▶ _What the exercise asks_
Reproduce each of the following records verbatim, line for line and without any change.

▶ _Stored data_
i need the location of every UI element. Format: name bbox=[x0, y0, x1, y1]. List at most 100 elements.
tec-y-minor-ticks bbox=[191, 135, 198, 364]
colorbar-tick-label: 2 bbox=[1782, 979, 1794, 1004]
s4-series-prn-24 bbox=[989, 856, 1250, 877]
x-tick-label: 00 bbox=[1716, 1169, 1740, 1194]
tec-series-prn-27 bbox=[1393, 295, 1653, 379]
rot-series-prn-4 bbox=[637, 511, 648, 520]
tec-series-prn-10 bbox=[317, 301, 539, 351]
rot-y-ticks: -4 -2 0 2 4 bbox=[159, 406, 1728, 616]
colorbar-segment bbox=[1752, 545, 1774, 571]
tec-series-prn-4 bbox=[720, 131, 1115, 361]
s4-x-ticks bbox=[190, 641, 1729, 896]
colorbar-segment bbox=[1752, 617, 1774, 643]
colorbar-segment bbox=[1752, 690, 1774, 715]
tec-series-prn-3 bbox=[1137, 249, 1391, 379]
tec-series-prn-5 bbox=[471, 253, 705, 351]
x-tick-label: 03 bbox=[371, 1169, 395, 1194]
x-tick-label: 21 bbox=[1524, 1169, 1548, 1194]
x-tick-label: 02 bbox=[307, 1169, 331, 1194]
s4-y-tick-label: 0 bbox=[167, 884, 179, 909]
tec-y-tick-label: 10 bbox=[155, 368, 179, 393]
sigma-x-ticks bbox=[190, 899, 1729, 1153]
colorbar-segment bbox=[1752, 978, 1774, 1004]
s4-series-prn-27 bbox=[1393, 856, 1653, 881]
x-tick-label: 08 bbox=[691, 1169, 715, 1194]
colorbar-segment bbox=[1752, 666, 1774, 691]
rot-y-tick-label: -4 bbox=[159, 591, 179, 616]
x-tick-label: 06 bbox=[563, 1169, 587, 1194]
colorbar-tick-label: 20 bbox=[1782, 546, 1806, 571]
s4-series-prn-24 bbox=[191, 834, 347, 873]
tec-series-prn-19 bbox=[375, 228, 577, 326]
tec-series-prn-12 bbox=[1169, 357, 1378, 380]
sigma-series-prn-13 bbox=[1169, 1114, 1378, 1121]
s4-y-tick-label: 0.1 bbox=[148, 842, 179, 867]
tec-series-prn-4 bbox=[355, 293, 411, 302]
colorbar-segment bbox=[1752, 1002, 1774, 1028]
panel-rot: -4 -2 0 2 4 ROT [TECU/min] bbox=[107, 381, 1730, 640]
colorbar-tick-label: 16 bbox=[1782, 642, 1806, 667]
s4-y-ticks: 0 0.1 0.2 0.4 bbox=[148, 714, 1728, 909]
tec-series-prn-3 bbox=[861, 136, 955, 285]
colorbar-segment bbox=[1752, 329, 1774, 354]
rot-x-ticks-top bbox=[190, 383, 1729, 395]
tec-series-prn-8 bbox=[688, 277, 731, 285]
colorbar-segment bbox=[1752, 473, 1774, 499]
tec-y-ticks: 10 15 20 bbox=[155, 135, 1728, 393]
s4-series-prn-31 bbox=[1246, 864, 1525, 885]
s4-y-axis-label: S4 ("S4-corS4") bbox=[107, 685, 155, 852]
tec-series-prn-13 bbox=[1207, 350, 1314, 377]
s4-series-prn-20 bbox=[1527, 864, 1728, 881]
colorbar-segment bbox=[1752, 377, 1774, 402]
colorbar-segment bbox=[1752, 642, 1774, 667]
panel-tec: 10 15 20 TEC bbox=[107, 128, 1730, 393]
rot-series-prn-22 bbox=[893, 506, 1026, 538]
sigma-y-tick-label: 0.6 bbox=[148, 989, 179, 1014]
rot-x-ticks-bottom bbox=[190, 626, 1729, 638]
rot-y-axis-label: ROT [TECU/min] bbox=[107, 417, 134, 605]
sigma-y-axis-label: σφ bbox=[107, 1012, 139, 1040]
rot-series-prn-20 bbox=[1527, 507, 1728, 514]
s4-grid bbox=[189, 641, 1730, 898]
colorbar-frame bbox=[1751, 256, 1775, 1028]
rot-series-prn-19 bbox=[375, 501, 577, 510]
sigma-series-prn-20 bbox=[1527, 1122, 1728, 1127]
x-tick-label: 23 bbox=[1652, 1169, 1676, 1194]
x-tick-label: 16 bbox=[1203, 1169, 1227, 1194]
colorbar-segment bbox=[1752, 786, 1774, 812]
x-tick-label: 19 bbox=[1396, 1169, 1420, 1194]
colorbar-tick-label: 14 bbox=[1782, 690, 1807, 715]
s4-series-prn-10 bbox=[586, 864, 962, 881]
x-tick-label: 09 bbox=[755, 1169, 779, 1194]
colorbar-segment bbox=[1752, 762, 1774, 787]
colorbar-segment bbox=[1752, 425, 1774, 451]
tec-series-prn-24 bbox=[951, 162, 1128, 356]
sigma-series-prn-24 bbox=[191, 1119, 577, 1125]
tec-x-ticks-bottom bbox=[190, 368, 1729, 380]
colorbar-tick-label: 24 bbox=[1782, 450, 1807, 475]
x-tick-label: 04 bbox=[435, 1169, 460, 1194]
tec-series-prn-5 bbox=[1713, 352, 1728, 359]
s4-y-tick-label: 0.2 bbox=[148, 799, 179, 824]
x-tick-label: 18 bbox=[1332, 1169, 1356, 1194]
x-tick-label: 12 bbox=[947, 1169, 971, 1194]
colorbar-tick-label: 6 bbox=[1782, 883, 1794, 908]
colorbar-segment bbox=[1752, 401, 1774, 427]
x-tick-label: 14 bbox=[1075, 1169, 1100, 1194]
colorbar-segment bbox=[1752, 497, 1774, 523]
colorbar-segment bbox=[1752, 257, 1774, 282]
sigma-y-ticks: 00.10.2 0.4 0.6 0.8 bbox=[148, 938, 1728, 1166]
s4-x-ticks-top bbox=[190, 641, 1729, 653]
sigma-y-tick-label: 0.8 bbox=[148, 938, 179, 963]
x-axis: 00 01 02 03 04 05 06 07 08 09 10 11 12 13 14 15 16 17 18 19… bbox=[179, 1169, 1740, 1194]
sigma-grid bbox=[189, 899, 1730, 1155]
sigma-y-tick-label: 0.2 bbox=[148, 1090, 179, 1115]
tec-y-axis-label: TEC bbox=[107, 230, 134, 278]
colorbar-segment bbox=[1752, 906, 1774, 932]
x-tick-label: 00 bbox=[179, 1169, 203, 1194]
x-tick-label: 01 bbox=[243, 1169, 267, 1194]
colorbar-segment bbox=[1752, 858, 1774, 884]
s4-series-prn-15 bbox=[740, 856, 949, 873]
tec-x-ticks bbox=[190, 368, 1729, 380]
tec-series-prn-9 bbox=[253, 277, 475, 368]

▶ _Finished exercise_
i need the location of every UI element. Format: name bbox=[x0, y0, x1, y1]. List at most 100 elements.
tec-y-minor-ticks bbox=[191, 135, 198, 364]
colorbar-tick-label: 2 bbox=[1782, 979, 1794, 1004]
s4-series-prn-24 bbox=[989, 856, 1250, 877]
x-tick-label: 00 bbox=[1716, 1169, 1740, 1194]
tec-series-prn-27 bbox=[1393, 295, 1653, 379]
rot-series-prn-4 bbox=[637, 511, 648, 520]
tec-series-prn-10 bbox=[317, 301, 539, 351]
rot-y-ticks: -4 -2 0 2 4 bbox=[159, 406, 1728, 616]
colorbar-segment bbox=[1752, 545, 1774, 571]
tec-series-prn-4 bbox=[720, 131, 1115, 361]
s4-x-ticks bbox=[190, 641, 1729, 896]
colorbar-segment bbox=[1752, 617, 1774, 643]
colorbar-segment bbox=[1752, 690, 1774, 715]
tec-series-prn-3 bbox=[1137, 249, 1391, 379]
tec-series-prn-5 bbox=[471, 253, 705, 351]
x-tick-label: 03 bbox=[371, 1169, 395, 1194]
x-tick-label: 21 bbox=[1524, 1169, 1548, 1194]
x-tick-label: 02 bbox=[307, 1169, 331, 1194]
s4-y-tick-label: 0 bbox=[167, 884, 179, 909]
tec-y-tick-label: 10 bbox=[155, 368, 179, 393]
sigma-x-ticks bbox=[190, 899, 1729, 1153]
colorbar-segment bbox=[1752, 978, 1774, 1004]
s4-series-prn-27 bbox=[1393, 856, 1653, 881]
x-tick-label: 08 bbox=[691, 1169, 715, 1194]
colorbar-segment bbox=[1752, 666, 1774, 691]
rot-y-tick-label: -4 bbox=[159, 591, 179, 616]
x-tick-label: 06 bbox=[563, 1169, 587, 1194]
colorbar-tick-label: 20 bbox=[1782, 546, 1806, 571]
s4-series-prn-24 bbox=[191, 834, 347, 873]
tec-series-prn-19 bbox=[375, 228, 577, 326]
tec-series-prn-12 bbox=[1169, 357, 1378, 380]
sigma-series-prn-13 bbox=[1169, 1114, 1378, 1121]
s4-y-tick-label: 0.1 bbox=[148, 842, 179, 867]
tec-series-prn-4 bbox=[355, 293, 411, 302]
colorbar-segment bbox=[1752, 1002, 1774, 1028]
panel-rot: -4 -2 0 2 4 ROT [TECU/min] bbox=[107, 381, 1730, 640]
colorbar-tick-label: 16 bbox=[1782, 642, 1806, 667]
s4-y-ticks: 0 0.1 0.2 0.4 bbox=[148, 714, 1728, 909]
tec-series-prn-3 bbox=[861, 136, 955, 285]
colorbar-segment bbox=[1752, 329, 1774, 354]
rot-x-ticks-top bbox=[190, 383, 1729, 395]
tec-series-prn-8 bbox=[688, 277, 731, 285]
colorbar-segment bbox=[1752, 473, 1774, 499]
tec-y-ticks: 10 15 20 bbox=[155, 135, 1728, 393]
s4-series-prn-31 bbox=[1246, 864, 1525, 885]
s4-y-axis-label: S4 ("S4-corS4") bbox=[107, 685, 155, 852]
tec-series-prn-13 bbox=[1207, 350, 1314, 377]
s4-series-prn-20 bbox=[1527, 864, 1728, 881]
colorbar-segment bbox=[1752, 377, 1774, 402]
colorbar-segment bbox=[1752, 642, 1774, 667]
panel-tec: 10 15 20 TEC bbox=[107, 128, 1730, 393]
rot-series-prn-22 bbox=[893, 506, 1026, 538]
sigma-y-tick-label: 0.6 bbox=[148, 989, 179, 1014]
rot-x-ticks-bottom bbox=[190, 626, 1729, 638]
rot-y-axis-label: ROT [TECU/min] bbox=[107, 417, 134, 605]
sigma-y-axis-label: σφ bbox=[107, 1012, 139, 1040]
rot-series-prn-20 bbox=[1527, 507, 1728, 514]
s4-grid bbox=[189, 641, 1730, 898]
colorbar-frame bbox=[1751, 256, 1775, 1028]
rot-series-prn-19 bbox=[375, 501, 577, 510]
sigma-series-prn-20 bbox=[1527, 1122, 1728, 1127]
x-tick-label: 23 bbox=[1652, 1169, 1676, 1194]
x-tick-label: 16 bbox=[1203, 1169, 1227, 1194]
colorbar-segment bbox=[1752, 786, 1774, 812]
x-tick-label: 19 bbox=[1396, 1169, 1420, 1194]
colorbar-tick-label: 14 bbox=[1782, 690, 1807, 715]
s4-series-prn-10 bbox=[586, 864, 962, 881]
x-tick-label: 09 bbox=[755, 1169, 779, 1194]
colorbar-segment bbox=[1752, 762, 1774, 787]
colorbar-segment bbox=[1752, 425, 1774, 451]
tec-series-prn-24 bbox=[951, 162, 1128, 356]
sigma-series-prn-24 bbox=[191, 1119, 577, 1125]
tec-x-ticks-bottom bbox=[190, 368, 1729, 380]
colorbar-tick-label: 24 bbox=[1782, 450, 1807, 475]
x-tick-label: 04 bbox=[435, 1169, 460, 1194]
tec-series-prn-5 bbox=[1713, 352, 1728, 359]
s4-y-tick-label: 0.2 bbox=[148, 799, 179, 824]
x-tick-label: 18 bbox=[1332, 1169, 1356, 1194]
x-tick-label: 12 bbox=[947, 1169, 971, 1194]
colorbar-tick-label: 6 bbox=[1782, 883, 1794, 908]
colorbar-segment bbox=[1752, 401, 1774, 427]
x-tick-label: 14 bbox=[1075, 1169, 1100, 1194]
colorbar-segment bbox=[1752, 497, 1774, 523]
colorbar-segment bbox=[1752, 257, 1774, 282]
sigma-y-ticks: 00.10.2 0.4 0.6 0.8 bbox=[148, 938, 1728, 1166]
s4-x-ticks-top bbox=[190, 641, 1729, 653]
sigma-y-tick-label: 0.8 bbox=[148, 938, 179, 963]
x-axis: 00 01 02 03 04 05 06 07 08 09 10 11 12 13 14 15 16 17 18 19… bbox=[179, 1169, 1740, 1194]
sigma-grid bbox=[189, 899, 1730, 1155]
sigma-y-tick-label: 0.2 bbox=[148, 1090, 179, 1115]
tec-y-axis-label: TEC bbox=[107, 230, 134, 278]
colorbar-segment bbox=[1752, 906, 1774, 932]
x-tick-label: 00 bbox=[179, 1169, 203, 1194]
x-tick-label: 01 bbox=[243, 1169, 267, 1194]
colorbar-segment bbox=[1752, 858, 1774, 884]
s4-series-prn-15 bbox=[740, 856, 949, 873]
tec-x-ticks bbox=[190, 368, 1729, 380]
tec-series-prn-9 bbox=[253, 277, 475, 368]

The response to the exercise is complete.